> [Direction] In the data below, find every line that has the string "para", and copy it.

Records:
........

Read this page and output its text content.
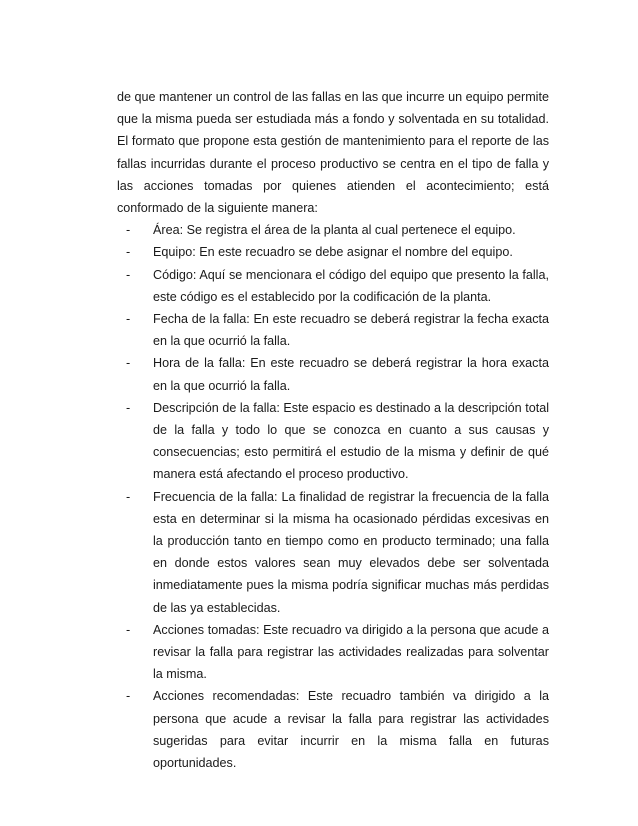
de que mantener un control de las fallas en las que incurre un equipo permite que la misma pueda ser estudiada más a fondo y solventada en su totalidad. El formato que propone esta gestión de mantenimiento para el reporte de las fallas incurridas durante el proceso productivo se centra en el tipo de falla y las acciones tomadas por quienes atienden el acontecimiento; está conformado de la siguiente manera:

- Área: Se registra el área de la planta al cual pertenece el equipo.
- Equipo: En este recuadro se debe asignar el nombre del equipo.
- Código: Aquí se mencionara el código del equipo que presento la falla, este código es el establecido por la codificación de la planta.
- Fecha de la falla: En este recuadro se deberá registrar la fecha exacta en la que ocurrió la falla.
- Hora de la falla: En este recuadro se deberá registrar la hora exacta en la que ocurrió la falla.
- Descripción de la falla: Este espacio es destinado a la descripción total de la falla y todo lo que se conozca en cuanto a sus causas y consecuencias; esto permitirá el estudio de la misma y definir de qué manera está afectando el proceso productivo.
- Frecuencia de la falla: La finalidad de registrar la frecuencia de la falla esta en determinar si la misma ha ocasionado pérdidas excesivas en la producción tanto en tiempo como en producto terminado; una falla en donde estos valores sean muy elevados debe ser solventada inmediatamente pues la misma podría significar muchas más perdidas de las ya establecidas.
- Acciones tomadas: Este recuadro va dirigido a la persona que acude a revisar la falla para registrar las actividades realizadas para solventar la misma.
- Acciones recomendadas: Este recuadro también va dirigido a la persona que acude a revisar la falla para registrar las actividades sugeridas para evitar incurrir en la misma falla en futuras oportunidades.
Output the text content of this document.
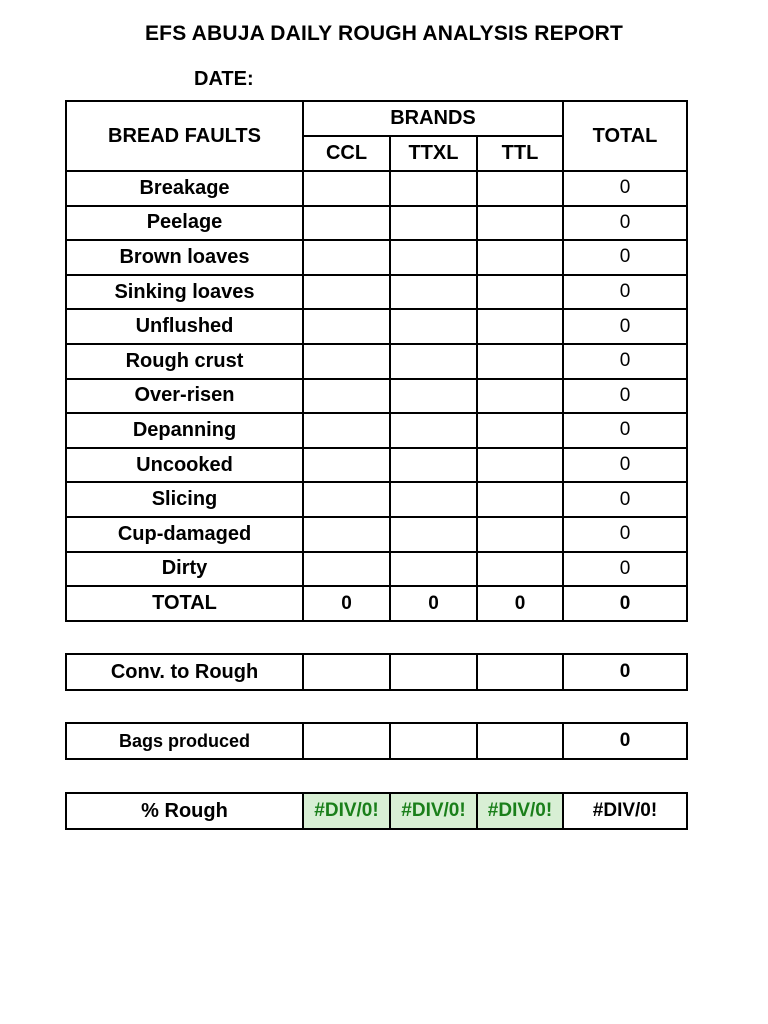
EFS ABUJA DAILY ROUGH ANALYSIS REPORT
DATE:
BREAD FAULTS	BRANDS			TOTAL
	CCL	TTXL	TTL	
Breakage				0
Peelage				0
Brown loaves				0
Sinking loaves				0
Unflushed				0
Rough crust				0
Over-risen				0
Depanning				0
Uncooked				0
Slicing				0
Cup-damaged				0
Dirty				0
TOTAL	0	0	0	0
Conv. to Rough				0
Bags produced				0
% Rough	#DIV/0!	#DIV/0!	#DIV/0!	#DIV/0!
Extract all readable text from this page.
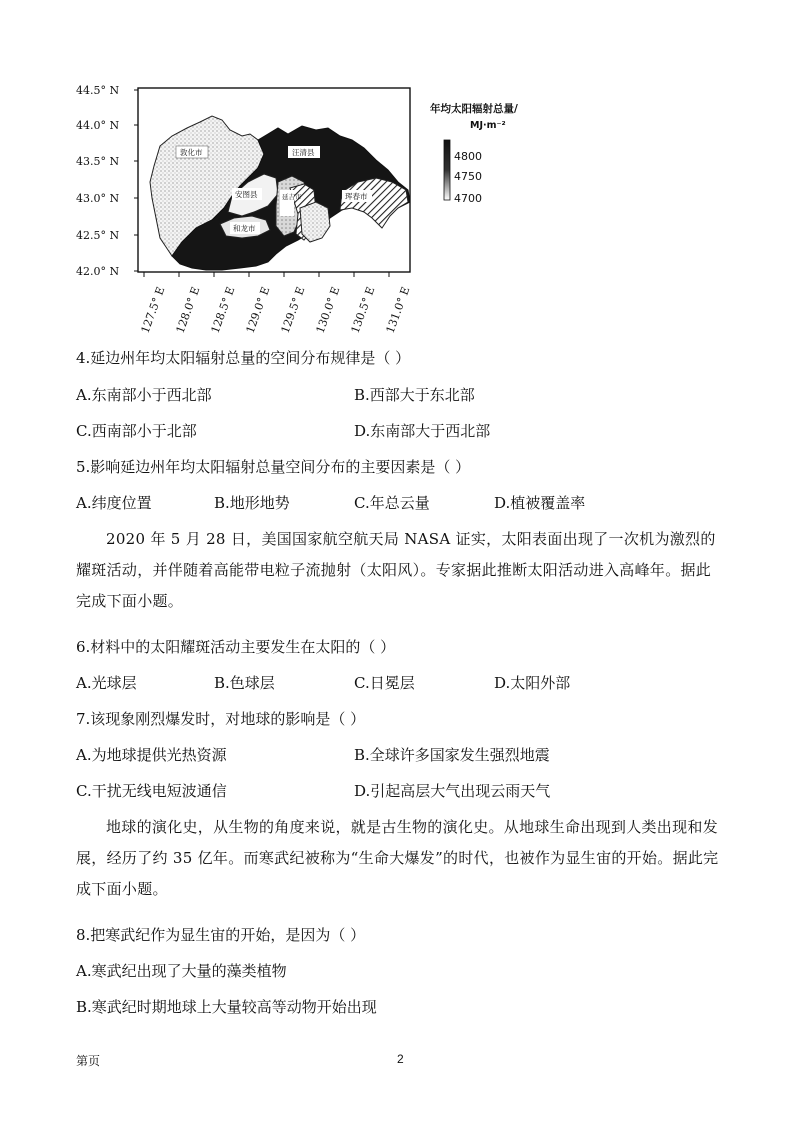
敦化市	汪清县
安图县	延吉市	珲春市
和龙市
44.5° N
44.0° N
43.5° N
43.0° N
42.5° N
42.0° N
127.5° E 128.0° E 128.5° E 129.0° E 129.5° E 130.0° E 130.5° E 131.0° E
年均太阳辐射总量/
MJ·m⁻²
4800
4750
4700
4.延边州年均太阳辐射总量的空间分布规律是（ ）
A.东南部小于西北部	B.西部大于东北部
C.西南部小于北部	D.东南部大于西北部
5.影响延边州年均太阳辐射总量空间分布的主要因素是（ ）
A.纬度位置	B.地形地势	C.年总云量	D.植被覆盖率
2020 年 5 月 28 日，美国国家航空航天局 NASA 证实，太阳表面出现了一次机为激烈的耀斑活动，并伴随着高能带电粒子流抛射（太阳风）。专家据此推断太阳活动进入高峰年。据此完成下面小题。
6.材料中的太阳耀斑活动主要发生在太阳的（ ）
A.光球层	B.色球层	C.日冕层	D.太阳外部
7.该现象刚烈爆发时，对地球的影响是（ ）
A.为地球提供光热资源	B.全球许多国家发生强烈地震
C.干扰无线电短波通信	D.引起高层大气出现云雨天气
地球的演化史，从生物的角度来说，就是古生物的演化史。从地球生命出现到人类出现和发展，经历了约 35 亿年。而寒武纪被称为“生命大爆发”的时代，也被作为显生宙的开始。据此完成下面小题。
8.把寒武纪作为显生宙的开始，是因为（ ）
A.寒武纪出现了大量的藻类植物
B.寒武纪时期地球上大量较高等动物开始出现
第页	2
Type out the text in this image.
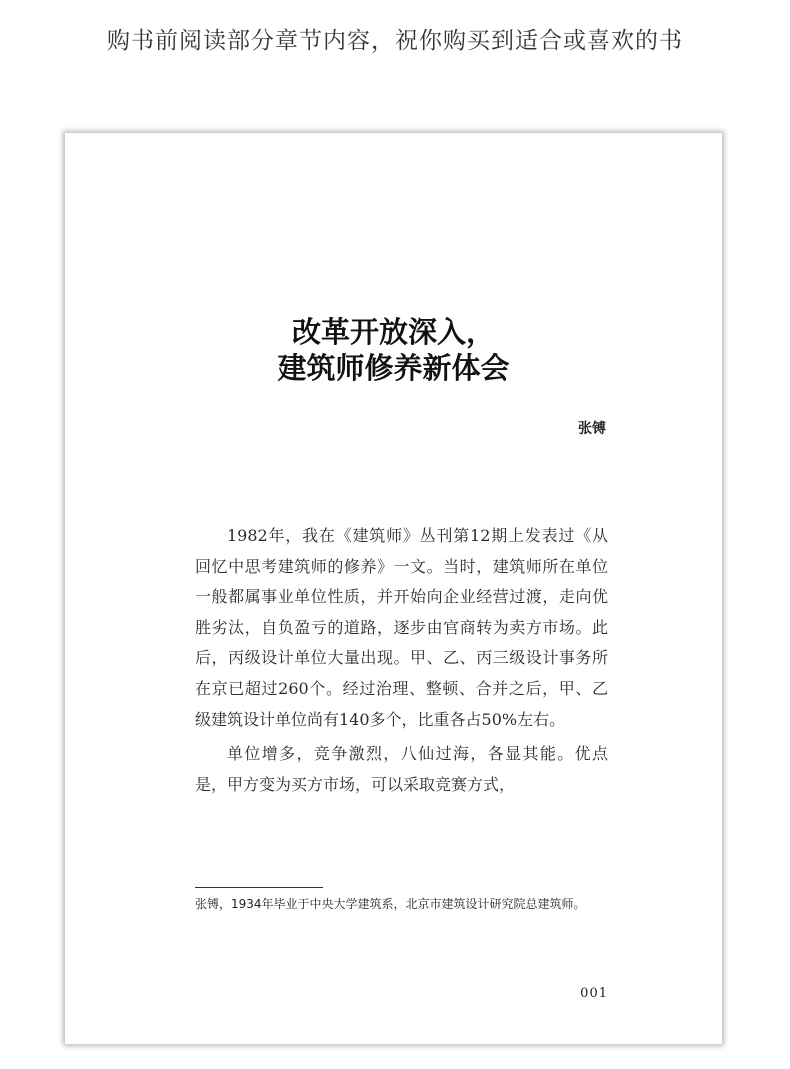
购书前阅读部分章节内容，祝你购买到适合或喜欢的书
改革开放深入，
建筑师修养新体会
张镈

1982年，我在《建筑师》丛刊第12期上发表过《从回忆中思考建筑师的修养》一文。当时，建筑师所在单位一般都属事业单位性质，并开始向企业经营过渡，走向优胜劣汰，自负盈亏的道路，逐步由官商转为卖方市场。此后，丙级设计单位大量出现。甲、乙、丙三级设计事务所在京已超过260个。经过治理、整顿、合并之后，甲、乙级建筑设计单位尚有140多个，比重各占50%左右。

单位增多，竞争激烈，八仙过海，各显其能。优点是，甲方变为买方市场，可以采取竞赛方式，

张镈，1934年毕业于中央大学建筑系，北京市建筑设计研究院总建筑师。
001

........

> [Reply to the exercise]
de que mantener un control de las fallas en las que incurre un equipo permite que la misma pueda ser estudiada más a fondo y solventada en su totalidad. El formato que propone esta gestión de mantenimiento para el reporte de las fallas incurridas durante el proceso productivo se centra en el tipo de falla y las acciones tomadas por quienes atienden el acontecimiento; está conformado de la siguiente manera:
- Acciones tomadas: Este recuadro va dirigido a la persona que acude a revisar la falla para registrar las actividades realizadas para solventar la misma.
- Acciones recomendadas: Este recuadro también va dirigido a la persona que acude a revisar la falla para registrar las actividades sugeridas para evitar incurrir en la misma falla en futuras oportunidades.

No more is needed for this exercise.